(Data items)
_ _ _ _ _

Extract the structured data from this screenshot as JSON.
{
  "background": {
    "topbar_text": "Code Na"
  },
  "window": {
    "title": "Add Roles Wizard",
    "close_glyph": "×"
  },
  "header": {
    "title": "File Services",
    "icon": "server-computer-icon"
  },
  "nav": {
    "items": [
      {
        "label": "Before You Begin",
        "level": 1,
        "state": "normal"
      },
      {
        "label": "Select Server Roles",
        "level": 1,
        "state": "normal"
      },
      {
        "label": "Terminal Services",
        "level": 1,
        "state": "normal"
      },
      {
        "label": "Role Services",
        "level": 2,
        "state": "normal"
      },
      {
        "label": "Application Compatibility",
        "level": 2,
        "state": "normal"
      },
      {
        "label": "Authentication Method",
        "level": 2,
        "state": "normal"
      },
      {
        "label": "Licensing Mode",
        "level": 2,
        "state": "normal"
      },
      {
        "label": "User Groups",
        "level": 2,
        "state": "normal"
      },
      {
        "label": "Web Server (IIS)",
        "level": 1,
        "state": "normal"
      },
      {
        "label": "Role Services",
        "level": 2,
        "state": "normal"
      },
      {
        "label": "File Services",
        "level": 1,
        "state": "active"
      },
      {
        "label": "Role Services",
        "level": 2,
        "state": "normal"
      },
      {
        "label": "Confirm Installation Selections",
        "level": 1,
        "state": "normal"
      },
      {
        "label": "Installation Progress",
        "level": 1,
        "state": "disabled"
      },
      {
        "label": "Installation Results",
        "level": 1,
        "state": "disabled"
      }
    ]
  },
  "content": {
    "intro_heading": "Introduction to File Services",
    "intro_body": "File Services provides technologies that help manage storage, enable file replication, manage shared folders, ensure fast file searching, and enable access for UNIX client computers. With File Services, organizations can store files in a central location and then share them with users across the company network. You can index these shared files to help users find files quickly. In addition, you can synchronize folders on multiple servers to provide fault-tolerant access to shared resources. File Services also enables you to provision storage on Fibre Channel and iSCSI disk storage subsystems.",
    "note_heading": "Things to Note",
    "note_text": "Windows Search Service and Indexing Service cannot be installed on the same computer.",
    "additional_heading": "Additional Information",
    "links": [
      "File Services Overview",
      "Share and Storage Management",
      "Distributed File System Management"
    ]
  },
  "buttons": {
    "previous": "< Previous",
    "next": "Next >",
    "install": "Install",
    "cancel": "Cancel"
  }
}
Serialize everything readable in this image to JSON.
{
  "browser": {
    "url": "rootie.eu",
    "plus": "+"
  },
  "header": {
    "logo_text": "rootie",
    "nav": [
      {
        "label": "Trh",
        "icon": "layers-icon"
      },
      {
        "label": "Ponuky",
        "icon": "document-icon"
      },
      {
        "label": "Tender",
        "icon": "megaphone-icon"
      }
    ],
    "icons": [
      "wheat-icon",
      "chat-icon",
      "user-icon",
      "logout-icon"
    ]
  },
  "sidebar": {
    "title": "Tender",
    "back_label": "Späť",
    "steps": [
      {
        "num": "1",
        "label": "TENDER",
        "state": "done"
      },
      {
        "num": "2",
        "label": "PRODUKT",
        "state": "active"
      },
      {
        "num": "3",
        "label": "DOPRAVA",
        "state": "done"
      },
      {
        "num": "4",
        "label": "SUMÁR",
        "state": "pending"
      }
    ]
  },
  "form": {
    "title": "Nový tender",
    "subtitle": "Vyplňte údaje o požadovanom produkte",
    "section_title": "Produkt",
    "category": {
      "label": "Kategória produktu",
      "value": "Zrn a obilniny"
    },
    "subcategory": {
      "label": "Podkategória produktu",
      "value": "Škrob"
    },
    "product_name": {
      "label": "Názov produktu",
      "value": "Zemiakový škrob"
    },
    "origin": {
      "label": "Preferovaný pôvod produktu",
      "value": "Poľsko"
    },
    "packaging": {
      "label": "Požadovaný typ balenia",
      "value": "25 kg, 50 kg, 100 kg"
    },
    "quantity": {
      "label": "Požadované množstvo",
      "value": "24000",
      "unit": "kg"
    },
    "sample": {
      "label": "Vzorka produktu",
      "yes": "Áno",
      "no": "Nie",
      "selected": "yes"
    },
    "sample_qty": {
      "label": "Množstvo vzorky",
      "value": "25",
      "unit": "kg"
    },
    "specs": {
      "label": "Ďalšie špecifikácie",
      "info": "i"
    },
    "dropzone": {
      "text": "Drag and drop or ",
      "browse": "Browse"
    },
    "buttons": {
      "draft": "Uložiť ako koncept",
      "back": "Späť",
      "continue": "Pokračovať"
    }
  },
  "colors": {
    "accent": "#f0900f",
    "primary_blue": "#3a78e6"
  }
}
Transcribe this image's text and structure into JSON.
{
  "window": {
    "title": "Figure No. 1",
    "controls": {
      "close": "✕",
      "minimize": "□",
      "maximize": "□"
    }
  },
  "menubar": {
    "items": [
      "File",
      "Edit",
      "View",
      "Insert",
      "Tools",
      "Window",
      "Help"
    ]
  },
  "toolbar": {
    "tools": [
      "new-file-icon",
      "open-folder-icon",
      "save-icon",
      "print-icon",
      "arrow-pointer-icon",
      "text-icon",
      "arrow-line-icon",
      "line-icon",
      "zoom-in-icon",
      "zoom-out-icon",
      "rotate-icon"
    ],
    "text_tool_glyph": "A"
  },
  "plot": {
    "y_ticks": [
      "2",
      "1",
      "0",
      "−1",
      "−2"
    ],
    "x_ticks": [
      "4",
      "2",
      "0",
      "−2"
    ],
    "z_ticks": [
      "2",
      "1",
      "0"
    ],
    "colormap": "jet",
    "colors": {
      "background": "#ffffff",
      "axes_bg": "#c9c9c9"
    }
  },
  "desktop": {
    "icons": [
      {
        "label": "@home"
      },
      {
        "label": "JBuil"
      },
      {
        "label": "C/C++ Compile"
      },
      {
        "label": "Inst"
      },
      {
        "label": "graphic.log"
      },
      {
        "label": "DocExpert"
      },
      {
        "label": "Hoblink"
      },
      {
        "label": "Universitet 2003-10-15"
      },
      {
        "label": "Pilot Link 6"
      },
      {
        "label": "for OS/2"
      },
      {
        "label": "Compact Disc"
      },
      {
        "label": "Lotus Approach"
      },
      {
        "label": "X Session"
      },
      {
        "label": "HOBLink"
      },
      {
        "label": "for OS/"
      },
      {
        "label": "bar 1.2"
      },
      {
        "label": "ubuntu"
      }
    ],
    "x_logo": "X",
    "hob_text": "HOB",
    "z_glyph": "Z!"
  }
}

_ _ _ _ _

Task to carry out: Your task is to print the whole listing again exactly.

Completed task:
Extract the structured data from this screenshot as JSON.
{
  "background": {
    "topbar_text": "Code Na"
  },
  "window": {
    "title": "Add Roles Wizard",
    "close_glyph": "×"
  },
  "header": {
    "title": "File Services",
    "icon": "server-computer-icon"
  },
  "nav": {
    "items": [
      {
        "label": "Before You Begin",
        "level": 1,
        "state": "normal"
      },
      {
        "label": "Select Server Roles",
        "level": 1,
        "state": "normal"
      },
      {
        "label": "Terminal Services",
        "level": 1,
        "state": "normal"
      },
      {
        "label": "Role Services",
        "level": 2,
        "state": "normal"
      },
      {
        "label": "Application Compatibility",
        "level": 2,
        "state": "normal"
      },
      {
        "label": "Authentication Method",
        "level": 2,
        "state": "normal"
      },
      {
        "label": "Licensing Mode",
        "level": 2,
        "state": "normal"
      },
      {
        "label": "User Groups",
        "level": 2,
        "state": "normal"
      },
      {
        "label": "Web Server (IIS)",
        "level": 1,
        "state": "normal"
      },
      {
        "label": "Role Services",
        "level": 2,
        "state": "normal"
      },
      {
        "label": "File Services",
        "level": 1,
        "state": "active"
      },
      {
        "label": "Role Services",
        "level": 2,
        "state": "normal"
      },
      {
        "label": "Confirm Installation Selections",
        "level": 1,
        "state": "normal"
      },
      {
        "label": "Installation Progress",
        "level": 1,
        "state": "disabled"
      },
      {
        "label": "Installation Results",
        "level": 1,
        "state": "disabled"
      }
    ]
  },
  "content": {
    "intro_heading": "Introduction to File Services",
    "intro_body": "File Services provides technologies that help manage storage, enable file replication, manage shared folders, ensure fast file searching, and enable access for UNIX client computers. With File Services, organizations can store files in a central location and then share them with users across the company network. You can index these shared files to help users find files quickly. In addition, you can synchronize folders on multiple servers to provide fault-tolerant access to shared resources. File Services also enables you to provision storage on Fibre Channel and iSCSI disk storage subsystems.",
    "note_heading": "Things to Note",
    "note_text": "Windows Search Service and Indexing Service cannot be installed on the same computer.",
    "additional_heading": "Additional Information",
    "links": [
      "File Services Overview",
      "Share and Storage Management",
      "Distributed File System Management"
    ]
  },
  "buttons": {
    "previous": "< Previous",
    "next": "Next >",
    "install": "Install",
    "cancel": "Cancel"
  }
}
Serialize everything readable in this image to JSON.
{
  "browser": {
    "url": "rootie.eu",
    "plus": "+"
  },
  "header": {
    "logo_text": "rootie",
    "nav": [
      {
        "label": "Trh",
        "icon": "layers-icon"
      },
      {
        "label": "Ponuky",
        "icon": "document-icon"
      },
      {
        "label": "Tender",
        "icon": "megaphone-icon"
      }
    ],
    "icons": [
      "wheat-icon",
      "chat-icon",
      "user-icon",
      "logout-icon"
    ]
  },
  "sidebar": {
    "title": "Tender",
    "back_label": "Späť",
    "steps": [
      {
        "num": "1",
        "label": "TENDER",
        "state": "done"
      },
      {
        "num": "2",
        "label": "PRODUKT",
        "state": "active"
      },
      {
        "num": "3",
        "label": "DOPRAVA",
        "state": "done"
      },
      {
        "num": "4",
        "label": "SUMÁR",
        "state": "pending"
      }
    ]
  },
  "form": {
    "title": "Nový tender",
    "subtitle": "Vyplňte údaje o požadovanom produkte",
    "section_title": "Produkt",
    "category": {
      "label": "Kategória produktu",
      "value": "Zrn a obilniny"
    },
    "subcategory": {
      "label": "Podkategória produktu",
      "value": "Škrob"
    },
    "product_name": {
      "label": "Názov produktu",
      "value": "Zemiakový škrob"
    },
    "origin": {
      "label": "Preferovaný pôvod produktu",
      "value": "Poľsko"
    },
    "packaging": {
      "label": "Požadovaný typ balenia",
      "value": "25 kg, 50 kg, 100 kg"
    },
    "quantity": {
      "label": "Požadované množstvo",
      "value": "24000",
      "unit": "kg"
    },
    "sample": {
      "label": "Vzorka produktu",
      "yes": "Áno",
      "no": "Nie",
      "selected": "yes"
    },
    "sample_qty": {
      "label": "Množstvo vzorky",
      "value": "25",
      "unit": "kg"
    },
    "specs": {
      "label": "Ďalšie špecifikácie",
      "info": "i"
    },
    "dropzone": {
      "text": "Drag and drop or ",
      "browse": "Browse"
    },
    "buttons": {
      "draft": "Uložiť ako koncept",
      "back": "Späť",
      "continue": "Pokračovať"
    }
  },
  "colors": {
    "accent": "#f0900f",
    "primary_blue": "#3a78e6"
  }
}
Transcribe this image's text and structure into JSON.
{
  "window": {
    "title": "Figure No. 1",
    "controls": {
      "close": "✕",
      "minimize": "□",
      "maximize": "□"
    }
  },
  "menubar": {
    "items": [
      "File",
      "Edit",
      "View",
      "Insert",
      "Tools",
      "Window",
      "Help"
    ]
  },
  "toolbar": {
    "tools": [
      "new-file-icon",
      "open-folder-icon",
      "save-icon",
      "print-icon",
      "arrow-pointer-icon",
      "text-icon",
      "arrow-line-icon",
      "line-icon",
      "zoom-in-icon",
      "zoom-out-icon",
      "rotate-icon"
    ],
    "text_tool_glyph": "A"
  },
  "plot": {
    "y_ticks": [
      "2",
      "1",
      "0",
      "−1",
      "−2"
    ],
    "x_ticks": [
      "4",
      "2",
      "0",
      "−2"
    ],
    "z_ticks": [
      "2",
      "1",
      "0"
    ],
    "colormap": "jet",
    "colors": {
      "background": "#ffffff",
      "axes_bg": "#c9c9c9"
    }
  },
  "desktop": {
    "icons": [
      {
        "label": "@home"
      },
      {
        "label": "JBuil"
      },
      {
        "label": "C/C++ Compile"
      },
      {
        "label": "Inst"
      },
      {
        "label": "graphic.log"
      },
      {
        "label": "DocExpert"
      },
      {
        "label": "Hoblink"
      },
      {
        "label": "Universitet 2003-10-15"
      },
      {
        "label": "Pilot Link 6"
      },
      {
        "label": "for OS/2"
      },
      {
        "label": "Compact Disc"
      },
      {
        "label": "Lotus Approach"
      },
      {
        "label": "X Session"
      },
      {
        "label": "HOBLink"
      },
      {
        "label": "for OS/"
      },
      {
        "label": "bar 1.2"
      },
      {
        "label": "ubuntu"
      }
    ],
    "x_logo": "X",
    "hob_text": "HOB",
    "z_glyph": "Z!"
  }
}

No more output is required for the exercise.